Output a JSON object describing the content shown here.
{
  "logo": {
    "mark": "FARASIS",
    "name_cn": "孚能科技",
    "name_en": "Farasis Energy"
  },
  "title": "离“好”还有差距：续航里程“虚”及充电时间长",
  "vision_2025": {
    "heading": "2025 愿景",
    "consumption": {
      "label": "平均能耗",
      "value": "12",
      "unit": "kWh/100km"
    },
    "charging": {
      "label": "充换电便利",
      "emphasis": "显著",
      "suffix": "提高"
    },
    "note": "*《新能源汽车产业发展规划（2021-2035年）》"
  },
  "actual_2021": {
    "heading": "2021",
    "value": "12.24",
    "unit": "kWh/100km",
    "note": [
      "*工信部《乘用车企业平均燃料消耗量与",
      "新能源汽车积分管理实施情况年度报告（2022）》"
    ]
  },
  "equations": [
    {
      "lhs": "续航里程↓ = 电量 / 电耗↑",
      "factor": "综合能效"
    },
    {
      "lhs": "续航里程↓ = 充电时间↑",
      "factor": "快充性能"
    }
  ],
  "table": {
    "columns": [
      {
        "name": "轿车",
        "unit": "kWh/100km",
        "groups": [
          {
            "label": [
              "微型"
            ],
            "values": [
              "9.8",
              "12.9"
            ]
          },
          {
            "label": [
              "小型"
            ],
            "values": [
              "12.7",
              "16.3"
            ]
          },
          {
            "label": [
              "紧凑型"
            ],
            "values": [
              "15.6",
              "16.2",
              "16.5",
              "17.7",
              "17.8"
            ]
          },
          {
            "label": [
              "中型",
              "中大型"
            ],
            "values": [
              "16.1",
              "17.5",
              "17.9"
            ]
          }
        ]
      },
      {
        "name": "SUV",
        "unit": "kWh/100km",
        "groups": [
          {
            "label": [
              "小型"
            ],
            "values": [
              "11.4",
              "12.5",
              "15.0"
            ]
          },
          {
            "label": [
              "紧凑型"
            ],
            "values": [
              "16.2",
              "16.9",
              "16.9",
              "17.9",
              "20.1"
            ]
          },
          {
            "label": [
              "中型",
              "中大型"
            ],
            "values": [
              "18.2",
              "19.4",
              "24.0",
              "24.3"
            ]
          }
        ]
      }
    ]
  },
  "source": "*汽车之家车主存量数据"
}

══════════════════════════════

Objective: Reproduce all data above, unchanged.

Task result:
Output a JSON object describing the content shown here.
{
  "logo": {
    "mark": "FARASIS",
    "name_cn": "孚能科技",
    "name_en": "Farasis Energy"
  },
  "title": "离“好”还有差距：续航里程“虚”及充电时间长",
  "vision_2025": {
    "heading": "2025 愿景",
    "consumption": {
      "label": "平均能耗",
      "value": "12",
      "unit": "kWh/100km"
    },
    "charging": {
      "label": "充换电便利",
      "emphasis": "显著",
      "suffix": "提高"
    },
    "note": "*《新能源汽车产业发展规划（2021-2035年）》"
  },
  "actual_2021": {
    "heading": "2021",
    "value": "12.24",
    "unit": "kWh/100km",
    "note": [
      "*工信部《乘用车企业平均燃料消耗量与",
      "新能源汽车积分管理实施情况年度报告（2022）》"
    ]
  },
  "equations": [
    {
      "lhs": "续航里程↓ = 电量 / 电耗↑",
      "factor": "综合能效"
    },
    {
      "lhs": "续航里程↓ = 充电时间↑",
      "factor": "快充性能"
    }
  ],
  "table": {
    "columns": [
      {
        "name": "轿车",
        "unit": "kWh/100km",
        "groups": [
          {
            "label": [
              "微型"
            ],
            "values": [
              "9.8",
              "12.9"
            ]
          },
          {
            "label": [
              "小型"
            ],
            "values": [
              "12.7",
              "16.3"
            ]
          },
          {
            "label": [
              "紧凑型"
            ],
            "values": [
              "15.6",
              "16.2",
              "16.5",
              "17.7",
              "17.8"
            ]
          },
          {
            "label": [
              "中型",
              "中大型"
            ],
            "values": [
              "16.1",
              "17.5",
              "17.9"
            ]
          }
        ]
      },
      {
        "name": "SUV",
        "unit": "kWh/100km",
        "groups": [
          {
            "label": [
              "小型"
            ],
            "values": [
              "11.4",
              "12.5",
              "15.0"
            ]
          },
          {
            "label": [
              "紧凑型"
            ],
            "values": [
              "16.2",
              "16.9",
              "16.9",
              "17.9",
              "20.1"
            ]
          },
          {
            "label": [
              "中型",
              "中大型"
            ],
            "values": [
              "18.2",
              "19.4",
              "24.0",
              "24.3"
            ]
          }
        ]
      }
    ]
  },
  "source": "*汽车之家车主存量数据"
}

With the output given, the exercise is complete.